**Description of the task**
Each line containing the word "Herramientas" should be found and copied.

─── Information supplied

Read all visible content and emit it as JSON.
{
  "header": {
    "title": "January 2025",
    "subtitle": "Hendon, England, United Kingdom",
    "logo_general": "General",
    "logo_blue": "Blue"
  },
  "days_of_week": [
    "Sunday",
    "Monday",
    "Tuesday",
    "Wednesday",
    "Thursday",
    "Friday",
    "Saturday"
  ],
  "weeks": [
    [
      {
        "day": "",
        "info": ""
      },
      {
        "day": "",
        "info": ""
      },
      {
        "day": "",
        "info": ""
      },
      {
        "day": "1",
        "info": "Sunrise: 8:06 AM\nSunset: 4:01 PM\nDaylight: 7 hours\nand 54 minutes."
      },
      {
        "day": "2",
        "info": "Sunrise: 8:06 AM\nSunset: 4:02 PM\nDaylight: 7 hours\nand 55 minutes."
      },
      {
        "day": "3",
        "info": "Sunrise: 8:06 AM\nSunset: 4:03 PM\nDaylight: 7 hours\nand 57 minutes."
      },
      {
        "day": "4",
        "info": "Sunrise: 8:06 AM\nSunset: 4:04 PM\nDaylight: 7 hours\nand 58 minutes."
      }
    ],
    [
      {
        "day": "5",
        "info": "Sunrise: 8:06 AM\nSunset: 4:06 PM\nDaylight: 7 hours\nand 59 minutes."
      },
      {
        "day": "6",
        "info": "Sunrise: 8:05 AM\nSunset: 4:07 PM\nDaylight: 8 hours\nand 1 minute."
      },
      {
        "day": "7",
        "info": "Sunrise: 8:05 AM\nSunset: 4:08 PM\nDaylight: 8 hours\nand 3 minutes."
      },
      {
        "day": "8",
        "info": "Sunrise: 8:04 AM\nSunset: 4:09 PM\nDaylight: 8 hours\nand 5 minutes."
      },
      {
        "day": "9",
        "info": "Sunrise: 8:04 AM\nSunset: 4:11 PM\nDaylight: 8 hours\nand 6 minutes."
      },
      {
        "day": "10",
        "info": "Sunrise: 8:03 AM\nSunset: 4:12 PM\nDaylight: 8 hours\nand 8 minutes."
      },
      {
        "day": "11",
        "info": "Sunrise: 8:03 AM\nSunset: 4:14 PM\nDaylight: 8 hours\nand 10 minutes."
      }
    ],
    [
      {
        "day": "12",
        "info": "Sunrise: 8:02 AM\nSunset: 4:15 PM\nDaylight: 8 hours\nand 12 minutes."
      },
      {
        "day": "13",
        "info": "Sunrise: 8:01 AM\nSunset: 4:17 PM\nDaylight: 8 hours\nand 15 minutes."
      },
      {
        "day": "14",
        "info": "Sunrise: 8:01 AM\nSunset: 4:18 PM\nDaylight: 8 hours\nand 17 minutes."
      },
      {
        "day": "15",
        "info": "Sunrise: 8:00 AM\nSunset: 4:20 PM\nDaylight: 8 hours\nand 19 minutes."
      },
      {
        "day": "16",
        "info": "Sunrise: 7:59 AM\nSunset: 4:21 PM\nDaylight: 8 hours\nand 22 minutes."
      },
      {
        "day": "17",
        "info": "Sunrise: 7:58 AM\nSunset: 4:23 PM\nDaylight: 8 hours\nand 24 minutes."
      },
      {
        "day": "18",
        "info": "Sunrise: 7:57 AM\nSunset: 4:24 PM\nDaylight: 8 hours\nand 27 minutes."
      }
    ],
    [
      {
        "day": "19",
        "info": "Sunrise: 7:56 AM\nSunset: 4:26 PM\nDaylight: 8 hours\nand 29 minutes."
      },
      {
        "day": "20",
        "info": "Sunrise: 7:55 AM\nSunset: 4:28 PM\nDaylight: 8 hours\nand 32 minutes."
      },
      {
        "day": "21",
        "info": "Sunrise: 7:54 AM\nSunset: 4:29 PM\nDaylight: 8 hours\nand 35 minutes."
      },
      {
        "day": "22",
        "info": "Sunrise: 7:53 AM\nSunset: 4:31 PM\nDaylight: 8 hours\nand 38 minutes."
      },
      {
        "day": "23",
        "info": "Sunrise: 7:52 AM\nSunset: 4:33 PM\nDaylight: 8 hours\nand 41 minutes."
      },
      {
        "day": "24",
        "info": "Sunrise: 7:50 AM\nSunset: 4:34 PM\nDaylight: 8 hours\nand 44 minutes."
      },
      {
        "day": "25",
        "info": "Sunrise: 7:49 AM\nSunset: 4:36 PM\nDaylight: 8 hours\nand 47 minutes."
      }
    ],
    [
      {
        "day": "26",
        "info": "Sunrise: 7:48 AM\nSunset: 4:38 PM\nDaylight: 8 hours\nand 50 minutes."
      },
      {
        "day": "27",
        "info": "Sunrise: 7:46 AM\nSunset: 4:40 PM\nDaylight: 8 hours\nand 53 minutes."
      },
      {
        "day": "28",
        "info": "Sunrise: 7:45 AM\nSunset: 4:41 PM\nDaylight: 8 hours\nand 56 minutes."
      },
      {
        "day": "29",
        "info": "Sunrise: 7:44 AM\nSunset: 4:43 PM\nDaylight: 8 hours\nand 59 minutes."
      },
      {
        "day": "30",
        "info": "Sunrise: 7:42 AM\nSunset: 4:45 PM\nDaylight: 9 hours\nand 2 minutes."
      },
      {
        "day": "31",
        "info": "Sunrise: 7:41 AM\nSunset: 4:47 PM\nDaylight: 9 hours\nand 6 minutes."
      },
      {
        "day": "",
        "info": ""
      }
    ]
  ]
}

──────
─── Information supplied

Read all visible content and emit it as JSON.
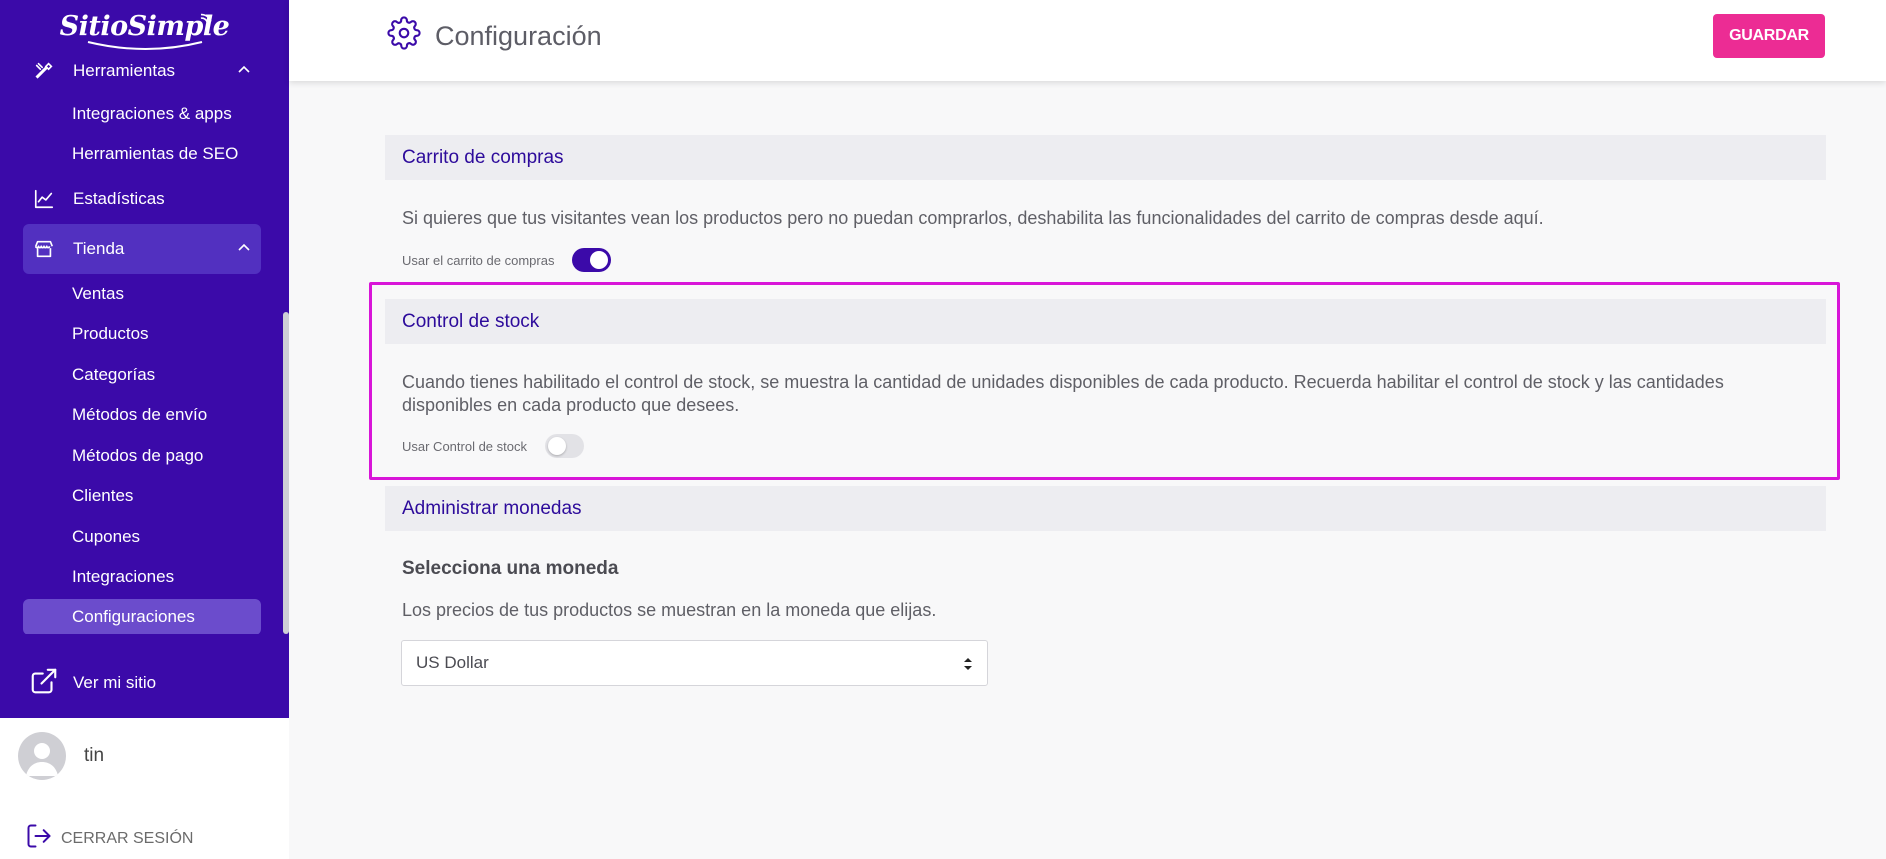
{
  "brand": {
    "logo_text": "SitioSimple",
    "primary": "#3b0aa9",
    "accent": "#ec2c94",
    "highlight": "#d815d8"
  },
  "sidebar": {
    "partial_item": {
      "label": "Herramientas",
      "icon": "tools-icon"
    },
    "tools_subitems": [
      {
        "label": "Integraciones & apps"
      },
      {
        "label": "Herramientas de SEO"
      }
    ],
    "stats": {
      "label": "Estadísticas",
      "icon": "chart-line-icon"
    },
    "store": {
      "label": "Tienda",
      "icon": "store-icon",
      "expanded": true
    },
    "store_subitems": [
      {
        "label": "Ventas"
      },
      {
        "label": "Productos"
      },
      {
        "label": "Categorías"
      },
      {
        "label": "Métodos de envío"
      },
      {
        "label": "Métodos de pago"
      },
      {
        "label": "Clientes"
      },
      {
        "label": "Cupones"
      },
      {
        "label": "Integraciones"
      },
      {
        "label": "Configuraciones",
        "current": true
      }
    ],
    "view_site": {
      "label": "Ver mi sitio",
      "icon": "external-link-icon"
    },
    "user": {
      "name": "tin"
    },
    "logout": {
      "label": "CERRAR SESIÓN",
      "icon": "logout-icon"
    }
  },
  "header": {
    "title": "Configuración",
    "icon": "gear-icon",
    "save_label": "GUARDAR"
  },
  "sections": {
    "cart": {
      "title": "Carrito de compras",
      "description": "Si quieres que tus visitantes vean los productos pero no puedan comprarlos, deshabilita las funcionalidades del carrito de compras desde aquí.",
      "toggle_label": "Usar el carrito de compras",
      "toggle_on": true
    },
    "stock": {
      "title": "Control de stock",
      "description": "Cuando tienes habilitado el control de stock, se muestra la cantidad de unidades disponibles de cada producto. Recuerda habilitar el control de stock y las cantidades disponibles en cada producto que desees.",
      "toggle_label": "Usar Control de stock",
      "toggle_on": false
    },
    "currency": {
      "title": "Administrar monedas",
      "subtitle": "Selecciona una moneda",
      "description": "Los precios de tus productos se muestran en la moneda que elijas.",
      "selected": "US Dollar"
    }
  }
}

──────
─── Information supplied

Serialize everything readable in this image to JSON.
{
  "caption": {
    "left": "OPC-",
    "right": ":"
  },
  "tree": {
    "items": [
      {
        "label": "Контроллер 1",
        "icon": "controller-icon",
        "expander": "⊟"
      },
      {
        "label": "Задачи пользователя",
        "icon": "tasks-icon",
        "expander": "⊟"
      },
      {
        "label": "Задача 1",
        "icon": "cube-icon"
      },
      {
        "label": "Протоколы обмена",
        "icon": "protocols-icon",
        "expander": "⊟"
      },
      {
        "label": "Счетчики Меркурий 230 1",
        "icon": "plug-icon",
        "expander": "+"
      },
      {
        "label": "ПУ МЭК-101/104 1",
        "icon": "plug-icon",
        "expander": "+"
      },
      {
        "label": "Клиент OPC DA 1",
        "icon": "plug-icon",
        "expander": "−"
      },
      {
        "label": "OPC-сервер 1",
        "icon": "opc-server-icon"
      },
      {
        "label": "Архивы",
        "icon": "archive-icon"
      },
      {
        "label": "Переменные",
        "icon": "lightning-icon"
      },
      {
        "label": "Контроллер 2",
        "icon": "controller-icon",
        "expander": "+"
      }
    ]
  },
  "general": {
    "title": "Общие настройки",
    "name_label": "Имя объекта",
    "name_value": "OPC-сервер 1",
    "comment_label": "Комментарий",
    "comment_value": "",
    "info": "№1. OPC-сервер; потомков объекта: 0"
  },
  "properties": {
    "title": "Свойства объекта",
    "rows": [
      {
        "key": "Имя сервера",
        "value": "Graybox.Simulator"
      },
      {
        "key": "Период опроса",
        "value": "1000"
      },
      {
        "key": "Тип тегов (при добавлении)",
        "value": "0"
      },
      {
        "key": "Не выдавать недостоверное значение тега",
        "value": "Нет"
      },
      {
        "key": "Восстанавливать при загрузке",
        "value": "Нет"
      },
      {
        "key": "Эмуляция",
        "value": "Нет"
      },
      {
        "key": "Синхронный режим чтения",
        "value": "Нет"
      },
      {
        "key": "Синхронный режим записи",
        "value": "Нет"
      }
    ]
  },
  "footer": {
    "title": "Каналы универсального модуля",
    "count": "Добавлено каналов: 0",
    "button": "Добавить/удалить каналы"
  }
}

──────

**Result below**
      "label": "Herramientas",
        "label": "Herramientas de SEO"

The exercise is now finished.